• What you need to do:
Write the records out again, keeping each line exactly as it is.

Excerpts from a figure dataset
——————————

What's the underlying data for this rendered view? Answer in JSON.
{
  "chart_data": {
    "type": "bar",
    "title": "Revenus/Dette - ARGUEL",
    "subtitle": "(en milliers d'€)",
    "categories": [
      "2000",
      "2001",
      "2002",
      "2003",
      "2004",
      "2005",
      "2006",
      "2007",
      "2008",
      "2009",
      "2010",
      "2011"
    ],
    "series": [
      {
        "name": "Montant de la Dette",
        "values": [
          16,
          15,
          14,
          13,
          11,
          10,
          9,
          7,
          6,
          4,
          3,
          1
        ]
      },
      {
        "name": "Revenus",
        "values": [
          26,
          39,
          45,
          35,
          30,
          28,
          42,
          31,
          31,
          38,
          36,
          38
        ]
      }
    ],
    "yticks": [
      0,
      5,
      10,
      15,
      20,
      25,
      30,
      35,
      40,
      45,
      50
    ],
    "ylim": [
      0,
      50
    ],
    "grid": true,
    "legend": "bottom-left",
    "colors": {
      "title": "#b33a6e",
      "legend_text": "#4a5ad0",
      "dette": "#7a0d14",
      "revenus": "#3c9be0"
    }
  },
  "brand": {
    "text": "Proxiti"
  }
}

——————————

• Response to this task:
What's the underlying data for this rendered view? Answer in JSON.
{
  "chart_data": {
    "type": "bar",
    "title": "Revenus/Dette - ARGUEL",
    "subtitle": "(en milliers d'€)",
    "categories": [
      "2000",
      "2001",
      "2002",
      "2003",
      "2004",
      "2005",
      "2006",
      "2007",
      "2008",
      "2009",
      "2010",
      "2011"
    ],
    "series": [
      {
        "name": "Montant de la Dette",
        "values": [
          16,
          15,
          14,
          13,
          11,
          10,
          9,
          7,
          6,
          4,
          3,
          1
        ]
      },
      {
        "name": "Revenus",
        "values": [
          26,
          39,
          45,
          35,
          30,
          28,
          42,
          31,
          31,
          38,
          36,
          38
        ]
      }
    ],
    "yticks": [
      0,
      5,
      10,
      15,
      20,
      25,
      30,
      35,
      40,
      45,
      50
    ],
    "ylim": [
      0,
      50
    ],
    "grid": true,
    "legend": "bottom-left",
    "colors": {
      "title": "#b33a6e",
      "legend_text": "#4a5ad0",
      "dette": "#7a0d14",
      "revenus": "#3c9be0"
    }
  },
  "brand": {
    "text": "Proxiti"
  }
}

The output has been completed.